The College of Education has begun research on the effects of parental drug use on young children and is developing assistance programs that could be put in place by the state to help those families.
The project is made possible by a $575,829 grant from Health and Human Services, awarded on Oct. 1.
Jane Squires, an associate professor with the early intervention program, will direct the study. She said she hopes the research will expose holes in the child protection systems and establish a standard protocol for doctors to quickly identify children who might be affected by familial drug abuse.
“The idea of this grant is that hospitals and protective services and treatment programs have procedures that are working together so that kids are getting screened and getting protected,” she said.
She said she hopes the program will enable doctors to assess children in the first days after birth so that they can get the help that is needed for development and a functioning family.
For the first two years, the study will focus on Lane County, with Jackson County examined the third year. Squires said she hopes HHS will extend the grant so the study can be conducted on a national scale, but she added that results would have country-wide implications.
The COE specializes in research on early childhood development and assessment. It developed the Ages and Stages Questionnaire that allows parents of young children to evaluate their child at home, using questions such as “If you hand your child a toy, does she wave it around?” The questionnaire is now used around the world.
Squires said this project is particularly important here in Oregon, where more people per capita are in rehabilitation for methamphetamine use than anywhere else in the country, according to an Oct. 3, 2004 Oregonian article. Meth use by parents has swamped child protection agencies; Squires said meth was a factor in 71 percent of cases of kids placed in foster care.

■ ■ ■

■ **CHECK YOUR UNDERSTANDING**:
(a) List the kinds of institutions that Squires, in the article above, says should have procedures that work together so children are screened and protected.
(b) According to the article above, which county will the study examine in its third year?
(c) Extend the article above on the College of Education's parental drug-use study, picking up after its final sentence.

■ **EXCERPTED DATA**:
■ ■ ■

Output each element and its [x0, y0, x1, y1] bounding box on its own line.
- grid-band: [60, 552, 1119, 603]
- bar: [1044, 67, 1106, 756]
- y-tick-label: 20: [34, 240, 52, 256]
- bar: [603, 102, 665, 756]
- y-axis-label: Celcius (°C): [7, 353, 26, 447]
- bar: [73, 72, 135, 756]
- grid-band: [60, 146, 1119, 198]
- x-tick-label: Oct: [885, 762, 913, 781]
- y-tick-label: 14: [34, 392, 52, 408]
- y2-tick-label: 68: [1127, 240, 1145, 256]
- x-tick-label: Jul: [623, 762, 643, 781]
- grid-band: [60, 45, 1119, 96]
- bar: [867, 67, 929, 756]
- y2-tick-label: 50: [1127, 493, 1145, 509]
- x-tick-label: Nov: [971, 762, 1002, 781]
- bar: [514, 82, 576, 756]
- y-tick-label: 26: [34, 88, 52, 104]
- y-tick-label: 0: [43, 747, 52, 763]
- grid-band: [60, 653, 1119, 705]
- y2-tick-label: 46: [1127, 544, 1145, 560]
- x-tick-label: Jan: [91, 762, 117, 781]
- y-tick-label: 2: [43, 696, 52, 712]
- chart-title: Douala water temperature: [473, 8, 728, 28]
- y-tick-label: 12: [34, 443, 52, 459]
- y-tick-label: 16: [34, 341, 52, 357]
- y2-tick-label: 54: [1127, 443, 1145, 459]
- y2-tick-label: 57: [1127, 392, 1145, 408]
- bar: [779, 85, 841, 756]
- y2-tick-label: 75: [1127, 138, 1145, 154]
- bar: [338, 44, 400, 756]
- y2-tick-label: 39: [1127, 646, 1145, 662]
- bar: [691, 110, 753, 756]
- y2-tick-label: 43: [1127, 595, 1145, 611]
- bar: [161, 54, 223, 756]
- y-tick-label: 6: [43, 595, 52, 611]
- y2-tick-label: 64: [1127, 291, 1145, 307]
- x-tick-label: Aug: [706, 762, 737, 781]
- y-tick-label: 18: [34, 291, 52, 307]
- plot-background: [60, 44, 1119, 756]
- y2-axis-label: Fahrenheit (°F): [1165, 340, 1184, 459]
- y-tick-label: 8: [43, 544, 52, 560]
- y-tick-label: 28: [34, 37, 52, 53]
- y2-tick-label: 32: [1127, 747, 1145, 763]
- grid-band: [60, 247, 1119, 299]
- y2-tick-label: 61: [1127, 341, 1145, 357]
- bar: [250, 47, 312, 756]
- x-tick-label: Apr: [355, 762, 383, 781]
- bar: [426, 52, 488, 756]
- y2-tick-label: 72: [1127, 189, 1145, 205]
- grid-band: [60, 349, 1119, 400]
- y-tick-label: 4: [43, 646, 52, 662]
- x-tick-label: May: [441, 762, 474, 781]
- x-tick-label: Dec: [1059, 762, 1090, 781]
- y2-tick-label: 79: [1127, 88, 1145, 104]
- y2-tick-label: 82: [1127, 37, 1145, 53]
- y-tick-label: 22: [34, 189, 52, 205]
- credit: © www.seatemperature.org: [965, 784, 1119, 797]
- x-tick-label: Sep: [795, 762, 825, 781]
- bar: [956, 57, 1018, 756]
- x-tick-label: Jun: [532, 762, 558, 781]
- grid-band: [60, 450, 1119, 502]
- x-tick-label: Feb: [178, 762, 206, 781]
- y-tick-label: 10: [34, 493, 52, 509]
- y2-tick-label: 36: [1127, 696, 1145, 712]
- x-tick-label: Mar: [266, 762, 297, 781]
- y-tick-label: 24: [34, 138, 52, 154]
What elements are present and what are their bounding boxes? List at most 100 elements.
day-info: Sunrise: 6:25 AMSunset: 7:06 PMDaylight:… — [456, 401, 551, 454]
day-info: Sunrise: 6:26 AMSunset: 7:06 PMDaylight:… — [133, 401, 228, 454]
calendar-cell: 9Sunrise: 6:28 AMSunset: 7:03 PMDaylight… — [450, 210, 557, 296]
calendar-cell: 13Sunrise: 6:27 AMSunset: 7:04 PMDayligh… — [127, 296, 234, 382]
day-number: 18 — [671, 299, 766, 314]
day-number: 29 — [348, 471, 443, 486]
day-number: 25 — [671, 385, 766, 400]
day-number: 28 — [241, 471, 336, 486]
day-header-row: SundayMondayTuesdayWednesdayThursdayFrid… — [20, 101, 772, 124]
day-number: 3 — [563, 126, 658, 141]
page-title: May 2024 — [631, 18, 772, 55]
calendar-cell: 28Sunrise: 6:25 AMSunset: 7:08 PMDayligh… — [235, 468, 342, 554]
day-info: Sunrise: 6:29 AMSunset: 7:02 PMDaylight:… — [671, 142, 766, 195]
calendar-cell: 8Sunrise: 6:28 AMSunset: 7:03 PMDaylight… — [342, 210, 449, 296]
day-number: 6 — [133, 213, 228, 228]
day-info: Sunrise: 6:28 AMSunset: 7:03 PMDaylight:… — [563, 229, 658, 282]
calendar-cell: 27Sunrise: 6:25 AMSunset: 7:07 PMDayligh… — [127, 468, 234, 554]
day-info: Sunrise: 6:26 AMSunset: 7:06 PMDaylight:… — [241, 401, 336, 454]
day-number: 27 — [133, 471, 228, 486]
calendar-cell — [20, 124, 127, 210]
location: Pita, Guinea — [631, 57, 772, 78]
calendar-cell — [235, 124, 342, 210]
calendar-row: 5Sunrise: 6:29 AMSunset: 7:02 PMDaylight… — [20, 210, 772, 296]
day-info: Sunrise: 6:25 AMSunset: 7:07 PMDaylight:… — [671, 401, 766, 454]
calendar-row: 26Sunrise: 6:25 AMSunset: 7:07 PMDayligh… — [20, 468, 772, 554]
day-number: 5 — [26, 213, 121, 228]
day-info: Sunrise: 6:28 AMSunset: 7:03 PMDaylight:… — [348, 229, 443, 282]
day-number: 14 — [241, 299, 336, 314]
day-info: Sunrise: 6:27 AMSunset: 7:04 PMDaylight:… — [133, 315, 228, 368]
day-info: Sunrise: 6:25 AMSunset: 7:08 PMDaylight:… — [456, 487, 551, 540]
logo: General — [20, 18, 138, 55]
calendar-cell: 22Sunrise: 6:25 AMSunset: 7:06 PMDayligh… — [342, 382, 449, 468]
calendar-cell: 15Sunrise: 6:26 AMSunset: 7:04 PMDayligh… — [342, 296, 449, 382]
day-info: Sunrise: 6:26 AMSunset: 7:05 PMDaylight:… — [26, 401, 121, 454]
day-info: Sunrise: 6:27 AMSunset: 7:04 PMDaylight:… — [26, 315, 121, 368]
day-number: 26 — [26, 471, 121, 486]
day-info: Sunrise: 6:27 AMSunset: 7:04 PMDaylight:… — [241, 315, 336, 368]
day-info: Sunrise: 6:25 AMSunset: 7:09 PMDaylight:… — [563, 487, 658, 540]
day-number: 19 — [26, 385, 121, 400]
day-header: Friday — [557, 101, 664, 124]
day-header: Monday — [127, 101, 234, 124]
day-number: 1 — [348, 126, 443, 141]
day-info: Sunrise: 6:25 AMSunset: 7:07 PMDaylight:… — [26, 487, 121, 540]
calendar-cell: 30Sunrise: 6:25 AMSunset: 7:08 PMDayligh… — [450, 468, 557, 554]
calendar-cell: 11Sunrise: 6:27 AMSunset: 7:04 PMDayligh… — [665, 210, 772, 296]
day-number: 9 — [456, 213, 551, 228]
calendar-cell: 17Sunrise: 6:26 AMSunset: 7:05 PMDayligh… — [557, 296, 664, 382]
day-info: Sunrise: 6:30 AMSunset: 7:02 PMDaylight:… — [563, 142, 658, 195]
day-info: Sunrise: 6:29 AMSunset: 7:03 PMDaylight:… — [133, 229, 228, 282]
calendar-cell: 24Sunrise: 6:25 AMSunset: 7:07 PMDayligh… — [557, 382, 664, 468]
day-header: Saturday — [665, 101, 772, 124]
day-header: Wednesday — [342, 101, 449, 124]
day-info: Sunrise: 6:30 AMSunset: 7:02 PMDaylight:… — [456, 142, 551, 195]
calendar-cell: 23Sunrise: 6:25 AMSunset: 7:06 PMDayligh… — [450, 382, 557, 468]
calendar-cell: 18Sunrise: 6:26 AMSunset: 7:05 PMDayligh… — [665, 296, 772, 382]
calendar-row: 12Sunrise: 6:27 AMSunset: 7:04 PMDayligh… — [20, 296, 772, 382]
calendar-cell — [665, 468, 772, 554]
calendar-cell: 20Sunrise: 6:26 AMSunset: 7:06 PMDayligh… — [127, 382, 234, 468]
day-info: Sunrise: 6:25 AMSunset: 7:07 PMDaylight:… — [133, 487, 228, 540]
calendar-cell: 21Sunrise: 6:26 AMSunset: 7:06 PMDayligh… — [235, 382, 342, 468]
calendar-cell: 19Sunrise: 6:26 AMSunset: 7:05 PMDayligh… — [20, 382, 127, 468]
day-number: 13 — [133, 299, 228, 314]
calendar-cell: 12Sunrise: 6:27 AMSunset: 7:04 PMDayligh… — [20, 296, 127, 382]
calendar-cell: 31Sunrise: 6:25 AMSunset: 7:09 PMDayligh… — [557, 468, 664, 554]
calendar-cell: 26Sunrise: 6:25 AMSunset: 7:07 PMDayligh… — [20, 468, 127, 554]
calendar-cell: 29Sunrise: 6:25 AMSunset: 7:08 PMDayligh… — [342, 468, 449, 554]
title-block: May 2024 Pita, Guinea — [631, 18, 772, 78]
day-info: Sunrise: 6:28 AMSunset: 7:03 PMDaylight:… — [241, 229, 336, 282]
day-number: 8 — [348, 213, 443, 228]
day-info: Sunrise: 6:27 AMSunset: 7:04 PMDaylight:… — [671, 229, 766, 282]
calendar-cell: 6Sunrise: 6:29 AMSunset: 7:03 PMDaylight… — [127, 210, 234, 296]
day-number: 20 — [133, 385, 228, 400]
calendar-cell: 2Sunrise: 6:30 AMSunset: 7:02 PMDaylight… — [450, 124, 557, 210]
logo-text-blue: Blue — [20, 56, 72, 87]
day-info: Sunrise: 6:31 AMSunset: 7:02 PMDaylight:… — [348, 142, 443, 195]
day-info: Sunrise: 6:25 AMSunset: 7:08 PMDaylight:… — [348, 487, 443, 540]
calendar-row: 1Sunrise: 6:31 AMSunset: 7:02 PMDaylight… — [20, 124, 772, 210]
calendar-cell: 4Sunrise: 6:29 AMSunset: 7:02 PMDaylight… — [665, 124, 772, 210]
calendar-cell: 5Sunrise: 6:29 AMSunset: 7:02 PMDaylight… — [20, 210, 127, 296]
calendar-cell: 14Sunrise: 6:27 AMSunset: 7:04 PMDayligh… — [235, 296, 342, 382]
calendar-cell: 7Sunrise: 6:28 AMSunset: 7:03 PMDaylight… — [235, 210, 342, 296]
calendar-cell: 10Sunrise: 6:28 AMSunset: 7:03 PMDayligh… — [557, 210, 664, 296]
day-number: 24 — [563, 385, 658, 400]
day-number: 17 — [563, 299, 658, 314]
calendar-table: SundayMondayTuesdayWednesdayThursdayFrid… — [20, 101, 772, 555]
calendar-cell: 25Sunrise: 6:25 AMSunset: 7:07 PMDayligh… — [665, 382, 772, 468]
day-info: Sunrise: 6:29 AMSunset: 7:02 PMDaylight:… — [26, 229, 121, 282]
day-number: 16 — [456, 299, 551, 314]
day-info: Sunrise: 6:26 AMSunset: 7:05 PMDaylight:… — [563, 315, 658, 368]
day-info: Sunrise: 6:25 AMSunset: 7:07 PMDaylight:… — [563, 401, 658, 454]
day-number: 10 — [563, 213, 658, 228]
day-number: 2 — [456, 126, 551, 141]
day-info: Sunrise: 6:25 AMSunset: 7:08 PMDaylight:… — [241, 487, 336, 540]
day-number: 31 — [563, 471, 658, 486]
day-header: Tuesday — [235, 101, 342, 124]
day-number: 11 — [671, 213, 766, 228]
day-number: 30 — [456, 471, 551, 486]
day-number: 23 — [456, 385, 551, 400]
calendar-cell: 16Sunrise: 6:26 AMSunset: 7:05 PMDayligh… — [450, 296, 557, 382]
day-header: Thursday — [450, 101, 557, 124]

■ ■ ■

■ **ANSWERS TO THE PROBLEMS**:
(a) Hospitals, protective services, and treatment programs.

(b) Jackson County.

(c)
Although the drug is acknowledged as a huge problem, very little is known about the impacts of prenatal meth use on children, she said.
“There tends to be a lot of very early irritability, crying – that sort of thing,” she said. “But about cognitive or thinking skills, we don’t really know yet.”
The COE will partner with the Relief Nursery; the Early Childhood Coordination Agency for Referrals, Evaluations and Services; and the Childhood Development and Rehabilitation Center.
Judy Newman, co-director of EC CARES, said the study will be an important step in having a standard procedure for evaluating children early and figuring out which children need services most.
“We would like to do the best possible job of identifying kids that need our services,” Newman said. “We want to make sure we can reach out to those kids to get the best possible outcome because we believe the sooner, the better.”
EC CARES is an early childhood special education program that serves children with special needs from birth to age 5.
Participation in the study will be voluntary, but Squires feels many women will cooperate.
“Sometimes having a baby is really a life-changing event, and if they’ve been trying to get off drugs, seeing that there’s another person to be responsible for can be enough to motivate them – get them into treatment – to try to change things in their lives that need to be changed,” Squires said.